Return every line of the listing below, unchanged and in the same order.

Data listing
-----

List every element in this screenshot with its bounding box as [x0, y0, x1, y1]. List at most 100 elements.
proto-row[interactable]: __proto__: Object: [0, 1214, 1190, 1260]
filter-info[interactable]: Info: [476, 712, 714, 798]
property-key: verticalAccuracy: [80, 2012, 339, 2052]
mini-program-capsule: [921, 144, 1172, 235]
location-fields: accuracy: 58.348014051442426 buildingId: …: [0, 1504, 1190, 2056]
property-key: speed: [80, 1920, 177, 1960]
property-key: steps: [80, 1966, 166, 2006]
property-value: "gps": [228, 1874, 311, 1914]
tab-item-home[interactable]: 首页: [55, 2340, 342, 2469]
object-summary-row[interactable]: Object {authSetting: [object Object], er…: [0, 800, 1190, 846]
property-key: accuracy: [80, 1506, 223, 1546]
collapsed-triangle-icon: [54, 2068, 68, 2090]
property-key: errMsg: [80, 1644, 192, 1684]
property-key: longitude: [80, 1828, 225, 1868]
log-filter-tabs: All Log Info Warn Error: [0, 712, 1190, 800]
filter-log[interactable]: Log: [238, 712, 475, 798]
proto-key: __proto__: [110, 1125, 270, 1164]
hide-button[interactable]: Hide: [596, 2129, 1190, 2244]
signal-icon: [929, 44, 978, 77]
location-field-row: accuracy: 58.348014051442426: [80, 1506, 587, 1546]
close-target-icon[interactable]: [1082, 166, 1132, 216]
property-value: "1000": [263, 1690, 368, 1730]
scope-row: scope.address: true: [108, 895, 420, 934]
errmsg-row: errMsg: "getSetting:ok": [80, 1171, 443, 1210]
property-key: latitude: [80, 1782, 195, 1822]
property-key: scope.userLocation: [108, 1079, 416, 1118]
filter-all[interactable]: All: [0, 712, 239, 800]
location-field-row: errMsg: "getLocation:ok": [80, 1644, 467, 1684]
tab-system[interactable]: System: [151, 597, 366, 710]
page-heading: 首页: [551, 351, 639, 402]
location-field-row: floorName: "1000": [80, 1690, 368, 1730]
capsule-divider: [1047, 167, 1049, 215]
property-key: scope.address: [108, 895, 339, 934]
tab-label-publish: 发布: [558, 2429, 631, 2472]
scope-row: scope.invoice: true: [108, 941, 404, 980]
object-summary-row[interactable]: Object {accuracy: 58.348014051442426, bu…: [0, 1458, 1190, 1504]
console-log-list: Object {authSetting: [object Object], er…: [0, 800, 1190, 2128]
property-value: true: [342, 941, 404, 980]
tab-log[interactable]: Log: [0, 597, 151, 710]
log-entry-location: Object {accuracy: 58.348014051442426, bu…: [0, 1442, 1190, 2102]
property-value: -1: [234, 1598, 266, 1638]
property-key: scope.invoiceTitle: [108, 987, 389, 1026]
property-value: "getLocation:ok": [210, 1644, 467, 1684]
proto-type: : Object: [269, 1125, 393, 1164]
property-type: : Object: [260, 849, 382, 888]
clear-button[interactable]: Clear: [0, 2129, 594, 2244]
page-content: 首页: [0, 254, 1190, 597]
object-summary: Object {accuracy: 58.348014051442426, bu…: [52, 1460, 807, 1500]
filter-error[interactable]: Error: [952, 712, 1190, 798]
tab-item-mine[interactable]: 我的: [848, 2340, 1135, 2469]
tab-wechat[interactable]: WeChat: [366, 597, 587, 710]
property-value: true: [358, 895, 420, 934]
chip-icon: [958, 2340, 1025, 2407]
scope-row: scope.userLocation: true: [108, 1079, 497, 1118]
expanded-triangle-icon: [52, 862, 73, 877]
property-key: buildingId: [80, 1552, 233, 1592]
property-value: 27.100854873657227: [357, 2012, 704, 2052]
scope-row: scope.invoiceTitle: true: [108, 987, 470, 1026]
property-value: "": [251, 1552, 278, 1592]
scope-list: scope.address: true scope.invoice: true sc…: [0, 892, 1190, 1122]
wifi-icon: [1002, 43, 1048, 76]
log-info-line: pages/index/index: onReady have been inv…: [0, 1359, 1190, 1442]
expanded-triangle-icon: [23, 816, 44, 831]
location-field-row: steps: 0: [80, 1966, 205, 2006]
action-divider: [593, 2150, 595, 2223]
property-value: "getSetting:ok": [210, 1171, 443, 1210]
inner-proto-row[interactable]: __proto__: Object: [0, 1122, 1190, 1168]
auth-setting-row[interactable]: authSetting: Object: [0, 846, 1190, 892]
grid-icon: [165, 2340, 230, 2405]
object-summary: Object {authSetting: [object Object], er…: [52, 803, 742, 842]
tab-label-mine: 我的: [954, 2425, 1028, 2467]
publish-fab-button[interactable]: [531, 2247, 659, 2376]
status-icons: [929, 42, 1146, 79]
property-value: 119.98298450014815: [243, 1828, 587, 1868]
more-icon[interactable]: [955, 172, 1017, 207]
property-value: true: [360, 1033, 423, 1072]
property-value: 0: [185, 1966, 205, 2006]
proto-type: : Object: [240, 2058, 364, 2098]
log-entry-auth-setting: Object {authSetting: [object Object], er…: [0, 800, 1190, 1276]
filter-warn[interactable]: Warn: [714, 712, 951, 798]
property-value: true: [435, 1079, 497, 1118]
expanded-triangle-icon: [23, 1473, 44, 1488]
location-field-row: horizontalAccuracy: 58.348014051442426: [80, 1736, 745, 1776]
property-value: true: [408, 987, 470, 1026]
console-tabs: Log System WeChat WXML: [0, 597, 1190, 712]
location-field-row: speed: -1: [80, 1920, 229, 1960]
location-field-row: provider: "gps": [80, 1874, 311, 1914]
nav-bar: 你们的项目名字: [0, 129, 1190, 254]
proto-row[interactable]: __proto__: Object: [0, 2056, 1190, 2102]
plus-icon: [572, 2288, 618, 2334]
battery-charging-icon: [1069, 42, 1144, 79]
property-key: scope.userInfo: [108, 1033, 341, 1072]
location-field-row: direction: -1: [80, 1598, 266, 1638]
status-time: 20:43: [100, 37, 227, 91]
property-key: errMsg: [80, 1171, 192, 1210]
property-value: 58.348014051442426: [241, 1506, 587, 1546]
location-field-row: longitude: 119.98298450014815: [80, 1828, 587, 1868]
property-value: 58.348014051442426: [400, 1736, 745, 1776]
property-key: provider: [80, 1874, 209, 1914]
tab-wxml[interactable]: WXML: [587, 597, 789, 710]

-----

REPLY TO THE TASK:
List every element in this screenshot with its bounding box as [x0, y0, x1, y1]. List at most 100 elements.
proto-row[interactable]: __proto__: Object: [0, 1214, 1190, 1260]
filter-info[interactable]: Info: [476, 712, 714, 798]
property-key: verticalAccuracy: [80, 2012, 339, 2052]
mini-program-capsule: [921, 144, 1172, 235]
location-fields: accuracy: 58.348014051442426 buildingId: …: [0, 1504, 1190, 2056]
property-key: speed: [80, 1920, 177, 1960]
property-key: steps: [80, 1966, 166, 2006]
property-value: "gps": [228, 1874, 311, 1914]
tab-item-home[interactable]: 首页: [55, 2340, 342, 2469]
object-summary-row[interactable]: Object {authSetting: [object Object], er…: [0, 800, 1190, 846]
property-key: accuracy: [80, 1506, 223, 1546]
collapsed-triangle-icon: [54, 2068, 68, 2090]
property-key: errMsg: [80, 1644, 192, 1684]
property-key: longitude: [80, 1828, 225, 1868]
log-filter-tabs: All Log Info Warn Error: [0, 712, 1190, 800]
filter-log[interactable]: Log: [238, 712, 475, 798]
proto-key: __proto__: [110, 1125, 270, 1164]
hide-button[interactable]: Hide: [596, 2129, 1190, 2244]
signal-icon: [929, 44, 978, 77]
location-field-row: accuracy: 58.348014051442426: [80, 1506, 587, 1546]
close-target-icon[interactable]: [1082, 166, 1132, 216]
property-value: "1000": [263, 1690, 368, 1730]
scope-row: scope.address: true: [108, 895, 420, 934]
errmsg-row: errMsg: "getSetting:ok": [80, 1171, 443, 1210]
property-key: latitude: [80, 1782, 195, 1822]
property-key: scope.userLocation: [108, 1079, 416, 1118]
filter-all[interactable]: All: [0, 712, 239, 800]
location-field-row: errMsg: "getLocation:ok": [80, 1644, 467, 1684]
tab-system[interactable]: System: [151, 597, 366, 710]
page-heading: 首页: [551, 351, 639, 402]
location-field-row: floorName: "1000": [80, 1690, 368, 1730]
capsule-divider: [1047, 167, 1049, 215]
property-key: scope.address: [108, 895, 339, 934]
tab-label-publish: 发布: [558, 2429, 631, 2472]
scope-row: scope.invoice: true: [108, 941, 404, 980]
object-summary-row[interactable]: Object {accuracy: 58.348014051442426, bu…: [0, 1458, 1190, 1504]
console-log-list: Object {authSetting: [object Object], er…: [0, 800, 1190, 2128]
property-value: true: [342, 941, 404, 980]
tab-log[interactable]: Log: [0, 597, 151, 710]
log-entry-location: Object {accuracy: 58.348014051442426, bu…: [0, 1442, 1190, 2102]
property-value: -1: [234, 1598, 266, 1638]
property-key: scope.invoiceTitle: [108, 987, 389, 1026]
property-value: "getLocation:ok": [210, 1644, 467, 1684]
proto-type: : Object: [269, 1125, 393, 1164]
property-type: : Object: [260, 849, 382, 888]
clear-button[interactable]: Clear: [0, 2129, 594, 2244]
page-content: 首页: [0, 254, 1190, 597]
object-summary: Object {accuracy: 58.348014051442426, bu…: [52, 1460, 807, 1500]
filter-error[interactable]: Error: [952, 712, 1190, 798]
tab-item-mine[interactable]: 我的: [848, 2340, 1135, 2469]
tab-wechat[interactable]: WeChat: [366, 597, 587, 710]
property-value: true: [358, 895, 420, 934]
chip-icon: [958, 2340, 1025, 2407]
scope-row: scope.userLocation: true: [108, 1079, 497, 1118]
expanded-triangle-icon: [52, 862, 73, 877]
property-key: buildingId: [80, 1552, 233, 1592]
property-value: 27.100854873657227: [357, 2012, 704, 2052]
scope-row: scope.invoiceTitle: true: [108, 987, 470, 1026]
property-value: "": [251, 1552, 278, 1592]
scope-list: scope.address: true scope.invoice: true sc…: [0, 892, 1190, 1122]
wifi-icon: [1002, 43, 1048, 76]
log-info-line: pages/index/index: onReady have been inv…: [0, 1359, 1190, 1442]
expanded-triangle-icon: [23, 816, 44, 831]
location-field-row: steps: 0: [80, 1966, 205, 2006]
action-divider: [593, 2150, 595, 2223]
property-value: "getSetting:ok": [210, 1171, 443, 1210]
inner-proto-row[interactable]: __proto__: Object: [0, 1122, 1190, 1168]
auth-setting-row[interactable]: authSetting: Object: [0, 846, 1190, 892]
grid-icon: [165, 2340, 230, 2405]
object-summary: Object {authSetting: [object Object], er…: [52, 803, 742, 842]
tab-label-mine: 我的: [954, 2425, 1028, 2467]
publish-fab-button[interactable]: [531, 2247, 659, 2376]
status-icons: [929, 42, 1146, 79]
property-value: 119.98298450014815: [243, 1828, 587, 1868]
more-icon[interactable]: [955, 172, 1017, 207]
property-value: true: [360, 1033, 423, 1072]
property-value: 0: [185, 1966, 205, 2006]
proto-type: : Object: [240, 2058, 364, 2098]
log-entry-auth-setting: Object {authSetting: [object Object], er…: [0, 800, 1190, 1276]
filter-warn[interactable]: Warn: [714, 712, 951, 798]
property-value: true: [435, 1079, 497, 1118]
expanded-triangle-icon: [23, 1473, 44, 1488]
location-field-row: horizontalAccuracy: 58.348014051442426: [80, 1736, 745, 1776]
property-value: true: [408, 987, 470, 1026]
console-tabs: Log System WeChat WXML: [0, 597, 1190, 712]
location-field-row: speed: -1: [80, 1920, 229, 1960]
location-field-row: provider: "gps": [80, 1874, 311, 1914]
nav-bar: 你们的项目名字: [0, 129, 1190, 254]
proto-row[interactable]: __proto__: Object: [0, 2056, 1190, 2102]
plus-icon: [572, 2288, 618, 2334]
battery-charging-icon: [1069, 42, 1144, 79]
property-key: scope.userInfo: [108, 1033, 341, 1072]
location-field-row: direction: -1: [80, 1598, 266, 1638]
status-time: 20:43: [100, 37, 227, 91]
property-key: errMsg: [80, 1171, 192, 1210]
property-value: 58.348014051442426: [241, 1506, 587, 1546]
location-field-row: longitude: 119.98298450014815: [80, 1828, 587, 1868]
property-value: 58.348014051442426: [400, 1736, 745, 1776]
property-key: provider: [80, 1874, 209, 1914]
tab-wxml[interactable]: WXML: [587, 597, 789, 710]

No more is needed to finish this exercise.